• Task to complete:
Write out the data below in full. Keep it exact.

##########

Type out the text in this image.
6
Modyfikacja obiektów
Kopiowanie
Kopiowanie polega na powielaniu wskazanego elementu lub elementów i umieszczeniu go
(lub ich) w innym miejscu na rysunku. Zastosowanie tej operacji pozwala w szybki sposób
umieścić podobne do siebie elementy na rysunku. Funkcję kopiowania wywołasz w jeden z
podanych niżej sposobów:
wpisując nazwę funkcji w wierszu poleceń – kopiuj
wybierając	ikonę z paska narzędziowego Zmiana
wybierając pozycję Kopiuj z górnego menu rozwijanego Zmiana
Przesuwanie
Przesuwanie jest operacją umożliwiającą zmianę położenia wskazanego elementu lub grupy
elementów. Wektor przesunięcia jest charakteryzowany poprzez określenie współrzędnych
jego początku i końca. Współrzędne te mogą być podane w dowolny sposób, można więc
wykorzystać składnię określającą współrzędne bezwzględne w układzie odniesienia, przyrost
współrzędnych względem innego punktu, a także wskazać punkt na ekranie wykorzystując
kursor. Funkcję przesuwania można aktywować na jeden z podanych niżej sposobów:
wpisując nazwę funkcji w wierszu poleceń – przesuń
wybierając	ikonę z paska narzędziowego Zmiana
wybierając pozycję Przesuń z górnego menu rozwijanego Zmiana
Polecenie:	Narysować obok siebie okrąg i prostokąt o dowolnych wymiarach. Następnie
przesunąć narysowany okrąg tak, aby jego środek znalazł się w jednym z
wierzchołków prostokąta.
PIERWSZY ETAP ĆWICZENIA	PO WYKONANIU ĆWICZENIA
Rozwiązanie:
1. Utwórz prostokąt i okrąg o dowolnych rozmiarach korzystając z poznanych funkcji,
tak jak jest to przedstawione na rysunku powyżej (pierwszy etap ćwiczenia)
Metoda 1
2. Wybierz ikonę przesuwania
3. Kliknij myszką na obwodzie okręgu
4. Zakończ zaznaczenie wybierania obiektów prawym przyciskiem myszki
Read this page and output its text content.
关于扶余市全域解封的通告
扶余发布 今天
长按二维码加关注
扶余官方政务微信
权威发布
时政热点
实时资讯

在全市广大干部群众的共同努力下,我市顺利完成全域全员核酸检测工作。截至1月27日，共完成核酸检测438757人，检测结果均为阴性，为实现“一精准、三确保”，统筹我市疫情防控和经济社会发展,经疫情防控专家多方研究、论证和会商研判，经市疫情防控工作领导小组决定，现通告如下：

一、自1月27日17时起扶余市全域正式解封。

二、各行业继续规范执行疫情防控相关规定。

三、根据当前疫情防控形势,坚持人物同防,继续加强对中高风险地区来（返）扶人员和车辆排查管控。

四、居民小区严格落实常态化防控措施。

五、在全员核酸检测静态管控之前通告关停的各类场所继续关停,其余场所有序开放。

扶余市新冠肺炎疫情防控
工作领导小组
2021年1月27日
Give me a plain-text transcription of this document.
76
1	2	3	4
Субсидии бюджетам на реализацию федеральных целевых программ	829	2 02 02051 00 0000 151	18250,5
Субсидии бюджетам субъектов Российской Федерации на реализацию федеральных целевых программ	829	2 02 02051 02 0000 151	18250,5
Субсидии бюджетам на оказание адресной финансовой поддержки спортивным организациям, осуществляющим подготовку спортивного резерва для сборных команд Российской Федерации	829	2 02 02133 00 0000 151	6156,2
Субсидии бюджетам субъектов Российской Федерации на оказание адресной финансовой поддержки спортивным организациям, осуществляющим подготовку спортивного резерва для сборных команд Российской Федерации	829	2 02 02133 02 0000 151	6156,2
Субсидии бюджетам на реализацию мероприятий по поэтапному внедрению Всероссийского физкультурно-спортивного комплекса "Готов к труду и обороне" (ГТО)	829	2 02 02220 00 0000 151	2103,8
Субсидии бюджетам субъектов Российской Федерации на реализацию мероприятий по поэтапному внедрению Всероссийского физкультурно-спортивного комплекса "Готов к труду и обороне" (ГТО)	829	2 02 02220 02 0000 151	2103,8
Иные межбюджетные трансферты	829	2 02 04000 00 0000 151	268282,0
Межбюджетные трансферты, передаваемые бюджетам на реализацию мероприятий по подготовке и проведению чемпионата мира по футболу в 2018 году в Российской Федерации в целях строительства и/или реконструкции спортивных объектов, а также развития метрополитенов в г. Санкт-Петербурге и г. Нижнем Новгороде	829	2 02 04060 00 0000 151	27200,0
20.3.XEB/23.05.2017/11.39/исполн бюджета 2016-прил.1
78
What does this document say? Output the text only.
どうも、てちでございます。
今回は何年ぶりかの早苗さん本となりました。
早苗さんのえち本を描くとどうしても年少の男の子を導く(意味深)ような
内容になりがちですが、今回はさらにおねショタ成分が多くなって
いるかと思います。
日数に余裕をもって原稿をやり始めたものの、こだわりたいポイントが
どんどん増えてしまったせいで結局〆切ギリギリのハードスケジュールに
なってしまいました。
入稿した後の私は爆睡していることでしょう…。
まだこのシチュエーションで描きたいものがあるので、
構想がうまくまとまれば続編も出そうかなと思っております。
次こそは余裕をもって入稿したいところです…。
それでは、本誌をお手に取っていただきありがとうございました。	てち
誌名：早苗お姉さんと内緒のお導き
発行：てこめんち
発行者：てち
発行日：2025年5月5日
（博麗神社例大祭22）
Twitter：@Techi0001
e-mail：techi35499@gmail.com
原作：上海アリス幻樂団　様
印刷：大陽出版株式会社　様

##########

• Finished task:
Type out the text in this image.
6
Modyfikacja obiektów
Kopiowanie
Kopiowanie polega na powielaniu wskazanego elementu lub elementów i umieszczeniu go
(lub ich) w innym miejscu na rysunku. Zastosowanie tej operacji pozwala w szybki sposób
umieścić podobne do siebie elementy na rysunku. Funkcję kopiowania wywołasz w jeden z
podanych niżej sposobów:
wpisując nazwę funkcji w wierszu poleceń – kopiuj
wybierając	ikonę z paska narzędziowego Zmiana
wybierając pozycję Kopiuj z górnego menu rozwijanego Zmiana
Przesuwanie
Przesuwanie jest operacją umożliwiającą zmianę położenia wskazanego elementu lub grupy
elementów. Wektor przesunięcia jest charakteryzowany poprzez określenie współrzędnych
jego początku i końca. Współrzędne te mogą być podane w dowolny sposób, można więc
wykorzystać składnię określającą współrzędne bezwzględne w układzie odniesienia, przyrost
współrzędnych względem innego punktu, a także wskazać punkt na ekranie wykorzystując
kursor. Funkcję przesuwania można aktywować na jeden z podanych niżej sposobów:
wpisując nazwę funkcji w wierszu poleceń – przesuń
wybierając	ikonę z paska narzędziowego Zmiana
wybierając pozycję Przesuń z górnego menu rozwijanego Zmiana
Polecenie:	Narysować obok siebie okrąg i prostokąt o dowolnych wymiarach. Następnie
przesunąć narysowany okrąg tak, aby jego środek znalazł się w jednym z
wierzchołków prostokąta.
PIERWSZY ETAP ĆWICZENIA	PO WYKONANIU ĆWICZENIA
Rozwiązanie:
1. Utwórz prostokąt i okrąg o dowolnych rozmiarach korzystając z poznanych funkcji,
tak jak jest to przedstawione na rysunku powyżej (pierwszy etap ćwiczenia)
Metoda 1
2. Wybierz ikonę przesuwania
3. Kliknij myszką na obwodzie okręgu
4. Zakończ zaznaczenie wybierania obiektów prawym przyciskiem myszki
Read this page and output its text content.
关于扶余市全域解封的通告
扶余发布 今天
长按二维码加关注
扶余官方政务微信
权威发布
时政热点
实时资讯

在全市广大干部群众的共同努力下,我市顺利完成全域全员核酸检测工作。截至1月27日，共完成核酸检测438757人，检测结果均为阴性，为实现“一精准、三确保”，统筹我市疫情防控和经济社会发展,经疫情防控专家多方研究、论证和会商研判，经市疫情防控工作领导小组决定，现通告如下：

一、自1月27日17时起扶余市全域正式解封。

二、各行业继续规范执行疫情防控相关规定。

三、根据当前疫情防控形势,坚持人物同防,继续加强对中高风险地区来（返）扶人员和车辆排查管控。

四、居民小区严格落实常态化防控措施。

五、在全员核酸检测静态管控之前通告关停的各类场所继续关停,其余场所有序开放。

扶余市新冠肺炎疫情防控
工作领导小组
2021年1月27日
Give me a plain-text transcription of this document.
76
1	2	3	4
Субсидии бюджетам на реализацию федеральных целевых программ	829	2 02 02051 00 0000 151	18250,5
Субсидии бюджетам субъектов Российской Федерации на реализацию федеральных целевых программ	829	2 02 02051 02 0000 151	18250,5
Субсидии бюджетам на оказание адресной финансовой поддержки спортивным организациям, осуществляющим подготовку спортивного резерва для сборных команд Российской Федерации	829	2 02 02133 00 0000 151	6156,2
Субсидии бюджетам субъектов Российской Федерации на оказание адресной финансовой поддержки спортивным организациям, осуществляющим подготовку спортивного резерва для сборных команд Российской Федерации	829	2 02 02133 02 0000 151	6156,2
Субсидии бюджетам на реализацию мероприятий по поэтапному внедрению Всероссийского физкультурно-спортивного комплекса "Готов к труду и обороне" (ГТО)	829	2 02 02220 00 0000 151	2103,8
Субсидии бюджетам субъектов Российской Федерации на реализацию мероприятий по поэтапному внедрению Всероссийского физкультурно-спортивного комплекса "Готов к труду и обороне" (ГТО)	829	2 02 02220 02 0000 151	2103,8
Иные межбюджетные трансферты	829	2 02 04000 00 0000 151	268282,0
Межбюджетные трансферты, передаваемые бюджетам на реализацию мероприятий по подготовке и проведению чемпионата мира по футболу в 2018 году в Российской Федерации в целях строительства и/или реконструкции спортивных объектов, а также развития метрополитенов в г. Санкт-Петербурге и г. Нижнем Новгороде	829	2 02 04060 00 0000 151	27200,0
20.3.XEB/23.05.2017/11.39/исполн бюджета 2016-прил.1
78
What does this document say? Output the text only.
どうも、てちでございます。
今回は何年ぶりかの早苗さん本となりました。
早苗さんのえち本を描くとどうしても年少の男の子を導く(意味深)ような
内容になりがちですが、今回はさらにおねショタ成分が多くなって
いるかと思います。
日数に余裕をもって原稿をやり始めたものの、こだわりたいポイントが
どんどん増えてしまったせいで結局〆切ギリギリのハードスケジュールに
なってしまいました。
入稿した後の私は爆睡していることでしょう…。
まだこのシチュエーションで描きたいものがあるので、
構想がうまくまとまれば続編も出そうかなと思っております。
次こそは余裕をもって入稿したいところです…。
それでは、本誌をお手に取っていただきありがとうございました。	てち
誌名：早苗お姉さんと内緒のお導き
発行：てこめんち
発行者：てち
発行日：2025年5月5日
（博麗神社例大祭22）
Twitter：@Techi0001
e-mail：techi35499@gmail.com
原作：上海アリス幻樂団　様
印刷：大陽出版株式会社　様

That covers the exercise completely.